Instructions to follow: Identify every line in the records below that contains the word "Lungime", and copy each of those lines.

Start of Materials provided

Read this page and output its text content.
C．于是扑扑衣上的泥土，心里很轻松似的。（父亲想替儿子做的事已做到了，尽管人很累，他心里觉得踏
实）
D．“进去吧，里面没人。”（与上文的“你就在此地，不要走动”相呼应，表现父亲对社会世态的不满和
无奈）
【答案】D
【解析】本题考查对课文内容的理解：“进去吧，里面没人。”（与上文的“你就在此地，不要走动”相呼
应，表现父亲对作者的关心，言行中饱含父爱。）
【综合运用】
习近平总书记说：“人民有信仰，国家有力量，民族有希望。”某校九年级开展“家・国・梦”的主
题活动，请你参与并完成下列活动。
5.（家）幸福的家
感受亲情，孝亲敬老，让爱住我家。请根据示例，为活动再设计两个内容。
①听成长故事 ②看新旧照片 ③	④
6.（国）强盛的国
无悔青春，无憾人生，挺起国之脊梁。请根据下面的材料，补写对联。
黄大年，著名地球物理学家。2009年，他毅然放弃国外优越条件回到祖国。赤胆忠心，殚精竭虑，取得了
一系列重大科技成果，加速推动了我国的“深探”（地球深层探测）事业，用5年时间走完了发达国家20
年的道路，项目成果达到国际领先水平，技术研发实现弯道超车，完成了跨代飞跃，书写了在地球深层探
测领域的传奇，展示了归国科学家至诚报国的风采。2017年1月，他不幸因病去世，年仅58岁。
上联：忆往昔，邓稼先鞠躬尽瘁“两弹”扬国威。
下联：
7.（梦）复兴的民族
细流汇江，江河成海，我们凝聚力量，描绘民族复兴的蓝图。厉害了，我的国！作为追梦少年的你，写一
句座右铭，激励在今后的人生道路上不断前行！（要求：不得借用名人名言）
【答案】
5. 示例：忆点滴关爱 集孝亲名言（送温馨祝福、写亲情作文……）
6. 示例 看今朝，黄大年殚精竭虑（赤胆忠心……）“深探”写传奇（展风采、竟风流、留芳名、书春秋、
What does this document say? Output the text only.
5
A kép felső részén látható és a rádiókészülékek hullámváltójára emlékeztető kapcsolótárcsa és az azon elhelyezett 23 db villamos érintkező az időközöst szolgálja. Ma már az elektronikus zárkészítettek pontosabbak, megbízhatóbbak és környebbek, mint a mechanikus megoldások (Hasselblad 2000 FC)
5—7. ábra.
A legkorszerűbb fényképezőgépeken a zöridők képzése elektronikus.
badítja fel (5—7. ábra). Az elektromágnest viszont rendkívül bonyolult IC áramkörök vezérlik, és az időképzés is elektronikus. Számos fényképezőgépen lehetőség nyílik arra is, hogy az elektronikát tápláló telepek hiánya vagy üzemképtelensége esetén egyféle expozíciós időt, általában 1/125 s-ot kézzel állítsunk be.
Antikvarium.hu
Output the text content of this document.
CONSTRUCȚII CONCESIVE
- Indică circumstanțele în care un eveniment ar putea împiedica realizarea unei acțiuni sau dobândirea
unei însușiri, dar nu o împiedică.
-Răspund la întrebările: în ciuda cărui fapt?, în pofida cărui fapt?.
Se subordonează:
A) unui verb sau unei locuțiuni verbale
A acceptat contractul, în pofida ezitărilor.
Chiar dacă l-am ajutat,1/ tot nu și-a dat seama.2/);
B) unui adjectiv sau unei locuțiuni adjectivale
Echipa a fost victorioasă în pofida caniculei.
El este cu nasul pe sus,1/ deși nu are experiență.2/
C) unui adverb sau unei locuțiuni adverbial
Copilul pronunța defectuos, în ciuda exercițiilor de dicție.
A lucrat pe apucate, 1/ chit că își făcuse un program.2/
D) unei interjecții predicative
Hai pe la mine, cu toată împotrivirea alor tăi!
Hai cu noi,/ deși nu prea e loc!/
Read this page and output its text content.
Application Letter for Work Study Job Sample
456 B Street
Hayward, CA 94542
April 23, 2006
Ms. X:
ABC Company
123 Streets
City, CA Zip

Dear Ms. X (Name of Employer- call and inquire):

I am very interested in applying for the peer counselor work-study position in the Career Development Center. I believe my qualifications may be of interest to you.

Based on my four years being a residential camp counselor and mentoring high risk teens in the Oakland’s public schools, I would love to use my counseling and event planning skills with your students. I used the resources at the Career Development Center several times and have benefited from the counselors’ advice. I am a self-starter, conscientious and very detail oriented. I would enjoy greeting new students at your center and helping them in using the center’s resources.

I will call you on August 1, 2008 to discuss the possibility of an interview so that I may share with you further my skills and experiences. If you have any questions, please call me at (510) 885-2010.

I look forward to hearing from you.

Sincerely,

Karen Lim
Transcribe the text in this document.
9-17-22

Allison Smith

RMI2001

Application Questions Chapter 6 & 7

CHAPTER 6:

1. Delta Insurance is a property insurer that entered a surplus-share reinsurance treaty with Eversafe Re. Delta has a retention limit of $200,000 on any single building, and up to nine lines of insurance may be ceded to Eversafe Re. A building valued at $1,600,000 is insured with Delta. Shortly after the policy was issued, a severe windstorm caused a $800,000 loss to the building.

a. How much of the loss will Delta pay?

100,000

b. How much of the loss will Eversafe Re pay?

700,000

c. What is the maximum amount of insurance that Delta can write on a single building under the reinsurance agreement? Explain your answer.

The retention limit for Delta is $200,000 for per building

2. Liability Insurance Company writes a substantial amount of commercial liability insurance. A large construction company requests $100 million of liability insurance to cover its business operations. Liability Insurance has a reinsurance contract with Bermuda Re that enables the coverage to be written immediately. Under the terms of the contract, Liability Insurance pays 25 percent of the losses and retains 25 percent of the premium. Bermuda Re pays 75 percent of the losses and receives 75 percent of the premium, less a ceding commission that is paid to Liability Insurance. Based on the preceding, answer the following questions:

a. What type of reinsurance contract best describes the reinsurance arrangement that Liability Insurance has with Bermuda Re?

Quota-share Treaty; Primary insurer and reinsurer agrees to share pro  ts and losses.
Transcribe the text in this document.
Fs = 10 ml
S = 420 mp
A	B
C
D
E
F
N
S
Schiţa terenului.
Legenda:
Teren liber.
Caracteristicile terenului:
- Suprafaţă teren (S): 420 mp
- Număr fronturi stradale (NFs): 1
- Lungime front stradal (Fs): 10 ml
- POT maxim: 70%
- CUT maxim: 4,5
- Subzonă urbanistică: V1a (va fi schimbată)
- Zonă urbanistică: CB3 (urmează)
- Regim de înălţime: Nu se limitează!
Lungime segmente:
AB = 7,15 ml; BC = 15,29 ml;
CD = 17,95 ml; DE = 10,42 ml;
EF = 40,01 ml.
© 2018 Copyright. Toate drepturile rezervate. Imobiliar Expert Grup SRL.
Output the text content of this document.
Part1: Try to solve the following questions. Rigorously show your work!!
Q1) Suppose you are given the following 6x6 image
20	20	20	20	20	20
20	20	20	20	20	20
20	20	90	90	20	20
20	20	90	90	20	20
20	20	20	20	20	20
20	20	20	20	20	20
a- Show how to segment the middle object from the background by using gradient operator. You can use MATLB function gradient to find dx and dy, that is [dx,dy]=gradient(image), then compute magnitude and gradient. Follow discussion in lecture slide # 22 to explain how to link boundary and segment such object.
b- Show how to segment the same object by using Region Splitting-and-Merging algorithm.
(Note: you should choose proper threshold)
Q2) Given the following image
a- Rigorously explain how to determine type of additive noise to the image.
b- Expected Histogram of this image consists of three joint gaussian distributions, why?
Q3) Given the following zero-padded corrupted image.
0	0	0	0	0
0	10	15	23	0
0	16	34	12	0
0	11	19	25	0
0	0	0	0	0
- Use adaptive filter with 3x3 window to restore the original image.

End of Materials provided

Answer in full:
- Lungime front stradal (Fs): 10 ml
Lungime segmente:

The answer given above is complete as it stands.